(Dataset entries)
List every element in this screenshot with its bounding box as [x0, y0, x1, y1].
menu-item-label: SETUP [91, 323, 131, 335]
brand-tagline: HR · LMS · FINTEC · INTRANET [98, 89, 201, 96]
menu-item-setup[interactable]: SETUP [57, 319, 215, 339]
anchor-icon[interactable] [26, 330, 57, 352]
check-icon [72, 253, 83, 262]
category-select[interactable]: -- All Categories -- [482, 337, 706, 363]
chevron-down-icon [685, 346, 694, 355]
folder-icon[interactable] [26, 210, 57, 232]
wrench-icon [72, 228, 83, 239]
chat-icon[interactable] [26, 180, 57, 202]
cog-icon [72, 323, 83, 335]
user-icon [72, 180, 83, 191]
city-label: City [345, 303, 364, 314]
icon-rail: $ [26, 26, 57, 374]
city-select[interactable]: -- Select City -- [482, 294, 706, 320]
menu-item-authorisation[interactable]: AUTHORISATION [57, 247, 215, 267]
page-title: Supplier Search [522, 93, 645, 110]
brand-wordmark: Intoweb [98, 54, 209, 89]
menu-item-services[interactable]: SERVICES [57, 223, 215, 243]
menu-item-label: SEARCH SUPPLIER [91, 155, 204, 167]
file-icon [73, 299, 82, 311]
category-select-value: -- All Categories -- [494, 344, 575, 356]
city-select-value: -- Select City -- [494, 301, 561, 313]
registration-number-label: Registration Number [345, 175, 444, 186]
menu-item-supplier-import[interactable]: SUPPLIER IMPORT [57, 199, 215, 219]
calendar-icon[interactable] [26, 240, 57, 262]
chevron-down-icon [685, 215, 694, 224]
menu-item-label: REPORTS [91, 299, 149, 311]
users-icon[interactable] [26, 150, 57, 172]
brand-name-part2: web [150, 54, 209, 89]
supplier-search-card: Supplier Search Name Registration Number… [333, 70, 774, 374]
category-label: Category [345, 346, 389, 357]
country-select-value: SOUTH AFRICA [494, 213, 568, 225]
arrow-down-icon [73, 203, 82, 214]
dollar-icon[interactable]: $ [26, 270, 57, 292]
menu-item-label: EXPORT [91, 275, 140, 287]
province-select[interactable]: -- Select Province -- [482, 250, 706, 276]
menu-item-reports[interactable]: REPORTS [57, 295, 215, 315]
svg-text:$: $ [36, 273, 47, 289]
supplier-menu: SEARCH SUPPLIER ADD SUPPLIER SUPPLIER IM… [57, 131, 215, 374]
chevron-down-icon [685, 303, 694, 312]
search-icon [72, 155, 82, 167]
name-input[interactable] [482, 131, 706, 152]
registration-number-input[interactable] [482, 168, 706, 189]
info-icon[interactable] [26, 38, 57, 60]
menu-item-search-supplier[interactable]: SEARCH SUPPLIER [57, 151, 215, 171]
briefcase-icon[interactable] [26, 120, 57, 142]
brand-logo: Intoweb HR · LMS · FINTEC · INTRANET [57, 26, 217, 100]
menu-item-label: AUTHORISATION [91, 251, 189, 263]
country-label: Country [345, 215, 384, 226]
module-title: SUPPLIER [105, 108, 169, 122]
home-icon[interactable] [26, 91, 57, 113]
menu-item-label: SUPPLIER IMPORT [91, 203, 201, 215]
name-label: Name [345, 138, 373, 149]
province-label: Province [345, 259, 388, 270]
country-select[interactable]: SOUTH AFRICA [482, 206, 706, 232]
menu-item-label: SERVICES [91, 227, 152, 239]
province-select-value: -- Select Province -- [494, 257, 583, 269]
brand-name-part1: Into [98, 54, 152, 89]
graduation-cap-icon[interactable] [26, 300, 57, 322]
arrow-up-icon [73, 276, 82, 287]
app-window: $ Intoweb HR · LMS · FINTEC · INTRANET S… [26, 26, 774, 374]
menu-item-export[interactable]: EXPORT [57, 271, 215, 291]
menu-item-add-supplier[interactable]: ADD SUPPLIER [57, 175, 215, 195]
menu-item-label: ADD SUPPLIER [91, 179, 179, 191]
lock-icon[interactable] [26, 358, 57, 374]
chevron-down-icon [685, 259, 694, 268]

● **Given task**
Please output every line of the records above as a JSON list of strings, one string per line, skipping blank lines.

● **Solution below**
[
  "List every element in this screenshot with its bounding box as [x0, y0, x1, y1].",
  "menu-item-label: SETUP [91, 323, 131, 335]",
  "brand-tagline: HR · LMS · FINTEC · INTRANET [98, 89, 201, 96]",
  "menu-item-setup[interactable]: SETUP [57, 319, 215, 339]",
  "anchor-icon[interactable] [26, 330, 57, 352]",
  "check-icon [72, 253, 83, 262]",
  "category-select[interactable]: -- All Categories -- [482, 337, 706, 363]",
  "chevron-down-icon [685, 346, 694, 355]",
  "folder-icon[interactable] [26, 210, 57, 232]",
  "wrench-icon [72, 228, 83, 239]",
  "chat-icon[interactable] [26, 180, 57, 202]",
  "cog-icon [72, 323, 83, 335]",
  "user-icon [72, 180, 83, 191]",
  "city-label: City [345, 303, 364, 314]",
  "icon-rail: $ [26, 26, 57, 374]",
  "city-select[interactable]: -- Select City -- [482, 294, 706, 320]",
  "menu-item-authorisation[interactable]: AUTHORISATION [57, 247, 215, 267]",
  "page-title: Supplier Search [522, 93, 645, 110]",
  "brand-wordmark: Intoweb [98, 54, 209, 89]",
  "menu-item-services[interactable]: SERVICES [57, 223, 215, 243]",
  "menu-item-label: SEARCH SUPPLIER [91, 155, 204, 167]",
  "file-icon [73, 299, 82, 311]",
  "category-select-value: -- All Categories -- [494, 344, 575, 356]",
  "city-select-value: -- Select City -- [494, 301, 561, 313]",
  "registration-number-label: Registration Number [345, 175, 444, 186]",
  "menu-item-supplier-import[interactable]: SUPPLIER IMPORT [57, 199, 215, 219]",
  "calendar-icon[interactable] [26, 240, 57, 262]",
  "chevron-down-icon [685, 215, 694, 224]",
  "menu-item-label: REPORTS [91, 299, 149, 311]",
  "users-icon[interactable] [26, 150, 57, 172]",
  "brand-name-part2: web [150, 54, 209, 89]",
  "supplier-search-card: Supplier Search Name Registration Number… [333, 70, 774, 374]",
  "category-label: Category [345, 346, 389, 357]",
  "country-select-value: SOUTH AFRICA [494, 213, 568, 225]",
  "arrow-down-icon [73, 203, 82, 214]",
  "dollar-icon[interactable]: $ [26, 270, 57, 292]",
  "menu-item-label: EXPORT [91, 275, 140, 287]",
  "province-select[interactable]: -- Select Province -- [482, 250, 706, 276]",
  "menu-item-reports[interactable]: REPORTS [57, 295, 215, 315]",
  "svg-text:$: $ [36, 273, 47, 289]",
  "supplier-menu: SEARCH SUPPLIER ADD SUPPLIER SUPPLIER IM… [57, 131, 215, 374]",
  "chevron-down-icon [685, 303, 694, 312]",
  "search-icon [72, 155, 82, 167]",
  "name-input[interactable] [482, 131, 706, 152]",
  "registration-number-input[interactable] [482, 168, 706, 189]",
  "info-icon[interactable] [26, 38, 57, 60]",
  "menu-item-search-supplier[interactable]: SEARCH SUPPLIER [57, 151, 215, 171]",
  "briefcase-icon[interactable] [26, 120, 57, 142]",
  "brand-logo: Intoweb HR · LMS · FINTEC · INTRANET [57, 26, 217, 100]",
  "menu-item-label: AUTHORISATION [91, 251, 189, 263]",
  "country-label: Country [345, 215, 384, 226]",
  "module-title: SUPPLIER [105, 108, 169, 122]",
  "home-icon[interactable] [26, 91, 57, 113]",
  "menu-item-label: SUPPLIER IMPORT [91, 203, 201, 215]",
  "name-label: Name [345, 138, 373, 149]",
  "province-label: Province [345, 259, 388, 270]",
  "country-select[interactable]: SOUTH AFRICA [482, 206, 706, 232]",
  "menu-item-label: SERVICES [91, 227, 152, 239]",
  "province-select-value: -- Select Province -- [494, 257, 583, 269]",
  "brand-name-part1: Into [98, 54, 152, 89]",
  "graduation-cap-icon[interactable] [26, 300, 57, 322]",
  "arrow-up-icon [73, 276, 82, 287]",
  "app-window: $ Intoweb HR · LMS · FINTEC · INTRANET S… [26, 26, 774, 374]",
  "menu-item-export[interactable]: EXPORT [57, 271, 215, 291]",
  "menu-item-add-supplier[interactable]: ADD SUPPLIER [57, 175, 215, 195]",
  "menu-item-label: ADD SUPPLIER [91, 179, 179, 191]",
  "lock-icon[interactable] [26, 358, 57, 374]",
  "chevron-down-icon [685, 259, 694, 268]"
]